Stored data:
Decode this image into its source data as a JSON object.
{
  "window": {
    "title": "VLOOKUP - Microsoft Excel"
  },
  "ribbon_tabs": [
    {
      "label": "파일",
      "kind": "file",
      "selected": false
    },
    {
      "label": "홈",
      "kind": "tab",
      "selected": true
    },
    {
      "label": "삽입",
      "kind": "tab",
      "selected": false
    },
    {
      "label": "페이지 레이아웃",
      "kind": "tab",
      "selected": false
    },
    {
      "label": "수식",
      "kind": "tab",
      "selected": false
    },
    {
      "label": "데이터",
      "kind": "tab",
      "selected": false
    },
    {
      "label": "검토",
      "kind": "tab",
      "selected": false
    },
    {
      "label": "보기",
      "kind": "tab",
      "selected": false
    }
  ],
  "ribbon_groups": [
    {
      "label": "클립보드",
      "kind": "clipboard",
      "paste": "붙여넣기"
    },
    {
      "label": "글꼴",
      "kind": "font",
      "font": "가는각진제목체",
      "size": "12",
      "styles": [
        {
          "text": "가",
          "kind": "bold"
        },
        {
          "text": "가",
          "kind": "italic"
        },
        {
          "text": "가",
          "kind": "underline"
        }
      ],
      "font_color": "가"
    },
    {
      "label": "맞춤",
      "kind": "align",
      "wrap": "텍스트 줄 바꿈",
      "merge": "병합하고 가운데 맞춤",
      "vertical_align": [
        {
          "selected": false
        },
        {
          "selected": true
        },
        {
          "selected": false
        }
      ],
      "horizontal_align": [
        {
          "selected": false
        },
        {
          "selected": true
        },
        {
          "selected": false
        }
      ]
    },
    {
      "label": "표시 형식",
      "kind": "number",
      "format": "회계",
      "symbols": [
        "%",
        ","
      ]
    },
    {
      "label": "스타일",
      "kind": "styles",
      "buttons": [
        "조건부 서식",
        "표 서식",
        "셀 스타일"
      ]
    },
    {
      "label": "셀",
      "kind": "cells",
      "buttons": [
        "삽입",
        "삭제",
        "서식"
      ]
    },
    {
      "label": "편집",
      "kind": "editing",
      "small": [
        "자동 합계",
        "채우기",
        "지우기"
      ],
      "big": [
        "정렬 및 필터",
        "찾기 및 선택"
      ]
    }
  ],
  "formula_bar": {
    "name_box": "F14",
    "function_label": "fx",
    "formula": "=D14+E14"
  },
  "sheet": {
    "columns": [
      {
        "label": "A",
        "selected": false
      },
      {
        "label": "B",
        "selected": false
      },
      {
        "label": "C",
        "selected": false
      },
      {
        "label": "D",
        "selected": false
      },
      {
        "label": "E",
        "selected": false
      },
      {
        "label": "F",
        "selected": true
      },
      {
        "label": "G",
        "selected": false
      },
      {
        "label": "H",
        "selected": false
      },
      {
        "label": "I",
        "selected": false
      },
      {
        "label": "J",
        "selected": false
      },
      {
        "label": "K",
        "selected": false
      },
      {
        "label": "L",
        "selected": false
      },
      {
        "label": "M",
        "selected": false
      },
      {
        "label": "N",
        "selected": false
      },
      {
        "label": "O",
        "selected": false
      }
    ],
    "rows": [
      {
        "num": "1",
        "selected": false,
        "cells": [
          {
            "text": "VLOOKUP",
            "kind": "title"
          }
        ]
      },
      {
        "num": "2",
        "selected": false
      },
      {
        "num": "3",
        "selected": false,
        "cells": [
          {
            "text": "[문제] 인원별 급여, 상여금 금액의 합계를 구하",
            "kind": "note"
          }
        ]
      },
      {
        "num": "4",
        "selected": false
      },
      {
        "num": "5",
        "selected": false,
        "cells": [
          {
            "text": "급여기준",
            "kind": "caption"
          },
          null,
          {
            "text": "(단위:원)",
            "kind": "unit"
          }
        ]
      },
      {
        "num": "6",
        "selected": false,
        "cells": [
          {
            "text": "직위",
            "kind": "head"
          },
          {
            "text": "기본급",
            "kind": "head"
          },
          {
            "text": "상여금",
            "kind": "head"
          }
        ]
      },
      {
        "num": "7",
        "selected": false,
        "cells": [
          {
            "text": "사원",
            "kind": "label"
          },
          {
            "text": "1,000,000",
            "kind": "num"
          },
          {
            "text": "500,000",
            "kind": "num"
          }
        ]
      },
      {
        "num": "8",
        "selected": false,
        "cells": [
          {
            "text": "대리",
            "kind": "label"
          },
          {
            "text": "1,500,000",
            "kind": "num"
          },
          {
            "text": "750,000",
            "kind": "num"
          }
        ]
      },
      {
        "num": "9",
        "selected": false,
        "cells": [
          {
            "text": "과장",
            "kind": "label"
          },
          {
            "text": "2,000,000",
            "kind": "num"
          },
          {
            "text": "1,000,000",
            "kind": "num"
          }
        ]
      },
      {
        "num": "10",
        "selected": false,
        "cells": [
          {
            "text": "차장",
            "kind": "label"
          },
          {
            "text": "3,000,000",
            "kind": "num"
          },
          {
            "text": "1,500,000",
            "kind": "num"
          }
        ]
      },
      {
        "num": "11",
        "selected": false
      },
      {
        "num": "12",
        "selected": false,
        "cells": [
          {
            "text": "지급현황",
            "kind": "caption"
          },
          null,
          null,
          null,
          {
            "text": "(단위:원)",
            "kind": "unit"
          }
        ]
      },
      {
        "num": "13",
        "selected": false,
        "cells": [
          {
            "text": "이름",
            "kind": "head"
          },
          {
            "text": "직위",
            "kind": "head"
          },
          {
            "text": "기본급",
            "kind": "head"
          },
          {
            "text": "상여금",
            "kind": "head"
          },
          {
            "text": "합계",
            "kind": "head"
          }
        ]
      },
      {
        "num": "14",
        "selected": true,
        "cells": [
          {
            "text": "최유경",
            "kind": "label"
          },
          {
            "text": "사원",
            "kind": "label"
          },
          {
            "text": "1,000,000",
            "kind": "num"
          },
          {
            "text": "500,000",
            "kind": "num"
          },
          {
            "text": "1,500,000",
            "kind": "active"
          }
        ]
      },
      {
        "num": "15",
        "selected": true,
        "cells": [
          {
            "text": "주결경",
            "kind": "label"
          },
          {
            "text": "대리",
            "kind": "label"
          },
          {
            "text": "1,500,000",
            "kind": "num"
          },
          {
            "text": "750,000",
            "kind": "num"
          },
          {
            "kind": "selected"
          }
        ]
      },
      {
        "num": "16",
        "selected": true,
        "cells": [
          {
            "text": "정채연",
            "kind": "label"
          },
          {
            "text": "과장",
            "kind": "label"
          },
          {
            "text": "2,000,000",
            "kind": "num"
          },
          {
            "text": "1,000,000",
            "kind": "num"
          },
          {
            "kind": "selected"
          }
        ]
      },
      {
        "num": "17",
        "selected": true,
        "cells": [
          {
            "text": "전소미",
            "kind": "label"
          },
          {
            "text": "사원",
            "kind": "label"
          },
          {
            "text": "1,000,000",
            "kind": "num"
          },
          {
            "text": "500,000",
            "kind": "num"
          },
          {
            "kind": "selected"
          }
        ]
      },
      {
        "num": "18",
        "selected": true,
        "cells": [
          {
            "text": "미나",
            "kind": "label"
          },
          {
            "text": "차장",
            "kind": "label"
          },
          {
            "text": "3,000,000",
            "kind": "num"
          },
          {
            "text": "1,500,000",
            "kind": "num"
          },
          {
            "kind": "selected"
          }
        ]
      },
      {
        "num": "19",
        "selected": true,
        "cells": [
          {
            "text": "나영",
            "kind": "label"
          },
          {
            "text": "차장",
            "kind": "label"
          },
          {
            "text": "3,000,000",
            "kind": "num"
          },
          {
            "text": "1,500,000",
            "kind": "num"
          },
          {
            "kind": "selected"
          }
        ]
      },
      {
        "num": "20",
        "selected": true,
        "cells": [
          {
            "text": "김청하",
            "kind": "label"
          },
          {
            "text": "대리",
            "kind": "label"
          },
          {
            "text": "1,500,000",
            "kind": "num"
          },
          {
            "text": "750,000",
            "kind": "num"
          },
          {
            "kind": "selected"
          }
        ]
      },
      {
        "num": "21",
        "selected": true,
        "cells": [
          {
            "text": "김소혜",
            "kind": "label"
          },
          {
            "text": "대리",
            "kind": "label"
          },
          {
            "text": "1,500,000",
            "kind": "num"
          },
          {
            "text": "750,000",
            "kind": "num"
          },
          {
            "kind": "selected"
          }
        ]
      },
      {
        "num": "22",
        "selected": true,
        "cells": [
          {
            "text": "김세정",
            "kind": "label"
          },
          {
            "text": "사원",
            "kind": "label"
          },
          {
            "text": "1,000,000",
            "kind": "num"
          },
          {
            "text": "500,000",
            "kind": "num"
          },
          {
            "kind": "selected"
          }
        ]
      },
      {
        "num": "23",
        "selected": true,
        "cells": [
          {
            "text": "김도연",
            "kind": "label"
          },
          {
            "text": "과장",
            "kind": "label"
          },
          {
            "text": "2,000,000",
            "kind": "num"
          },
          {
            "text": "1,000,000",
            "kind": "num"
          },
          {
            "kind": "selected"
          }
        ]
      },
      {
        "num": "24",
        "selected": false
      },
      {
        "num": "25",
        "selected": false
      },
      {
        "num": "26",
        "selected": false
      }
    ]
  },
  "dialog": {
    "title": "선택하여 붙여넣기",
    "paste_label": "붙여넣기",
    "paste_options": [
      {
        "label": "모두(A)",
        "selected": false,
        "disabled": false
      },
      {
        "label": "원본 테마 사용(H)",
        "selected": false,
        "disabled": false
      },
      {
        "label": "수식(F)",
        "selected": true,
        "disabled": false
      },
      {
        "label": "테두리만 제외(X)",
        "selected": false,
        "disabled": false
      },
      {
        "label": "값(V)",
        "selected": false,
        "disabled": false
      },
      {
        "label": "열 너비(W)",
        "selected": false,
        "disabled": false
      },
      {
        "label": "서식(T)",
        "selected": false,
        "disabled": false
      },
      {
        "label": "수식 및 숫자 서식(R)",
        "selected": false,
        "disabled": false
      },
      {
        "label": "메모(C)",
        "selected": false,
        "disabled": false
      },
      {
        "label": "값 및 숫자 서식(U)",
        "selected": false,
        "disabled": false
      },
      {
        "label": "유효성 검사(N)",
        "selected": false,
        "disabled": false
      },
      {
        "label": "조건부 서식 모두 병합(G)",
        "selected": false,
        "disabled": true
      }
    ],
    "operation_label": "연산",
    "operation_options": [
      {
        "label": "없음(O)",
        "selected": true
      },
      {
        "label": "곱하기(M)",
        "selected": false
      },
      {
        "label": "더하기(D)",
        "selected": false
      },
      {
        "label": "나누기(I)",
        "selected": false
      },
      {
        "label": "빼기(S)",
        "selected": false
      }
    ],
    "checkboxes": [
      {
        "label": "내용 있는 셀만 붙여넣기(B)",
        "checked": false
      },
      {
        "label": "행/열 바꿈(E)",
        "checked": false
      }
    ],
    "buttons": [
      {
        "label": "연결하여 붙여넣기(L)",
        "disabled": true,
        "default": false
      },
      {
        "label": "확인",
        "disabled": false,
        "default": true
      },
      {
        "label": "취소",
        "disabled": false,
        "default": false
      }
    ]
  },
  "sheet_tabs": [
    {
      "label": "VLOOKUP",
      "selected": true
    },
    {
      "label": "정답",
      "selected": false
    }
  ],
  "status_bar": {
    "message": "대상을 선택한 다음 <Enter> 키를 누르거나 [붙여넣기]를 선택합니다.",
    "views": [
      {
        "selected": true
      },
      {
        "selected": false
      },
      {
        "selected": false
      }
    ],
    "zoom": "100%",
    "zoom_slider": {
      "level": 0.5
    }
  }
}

* [AIM OF THE TASK] Show the lines of the material that contain the word "붙여넣기".

* [RESULT]
      "paste": "붙여넣기"
    "title": "선택하여 붙여넣기",
    "paste_label": "붙여넣기",
        "label": "내용 있는 셀만 붙여넣기(B)",
        "label": "연결하여 붙여넣기(L)",
    "message": "대상을 선택한 다음 <Enter> 키를 누르거나 [붙여넣기]를 선택합니다.",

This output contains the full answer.